*Short problem*.
Each entry that follows must be output without any deviation.

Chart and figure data

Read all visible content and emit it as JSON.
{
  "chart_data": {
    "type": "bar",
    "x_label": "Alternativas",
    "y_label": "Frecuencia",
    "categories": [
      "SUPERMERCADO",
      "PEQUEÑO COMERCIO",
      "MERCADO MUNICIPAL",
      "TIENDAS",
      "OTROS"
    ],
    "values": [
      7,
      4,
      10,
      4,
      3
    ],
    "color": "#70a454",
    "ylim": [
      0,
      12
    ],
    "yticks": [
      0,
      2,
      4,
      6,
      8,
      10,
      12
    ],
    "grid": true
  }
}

*The response*.
Read all visible content and emit it as JSON.
{
  "chart_data": {
    "type": "bar",
    "x_label": "Alternativas",
    "y_label": "Frecuencia",
    "categories": [
      "SUPERMERCADO",
      "PEQUEÑO COMERCIO",
      "MERCADO MUNICIPAL",
      "TIENDAS",
      "OTROS"
    ],
    "values": [
      7,
      4,
      10,
      4,
      3
    ],
    "color": "#70a454",
    "ylim": [
      0,
      12
    ],
    "yticks": [
      0,
      2,
      4,
      6,
      8,
      10,
      12
    ],
    "grid": true
  }
}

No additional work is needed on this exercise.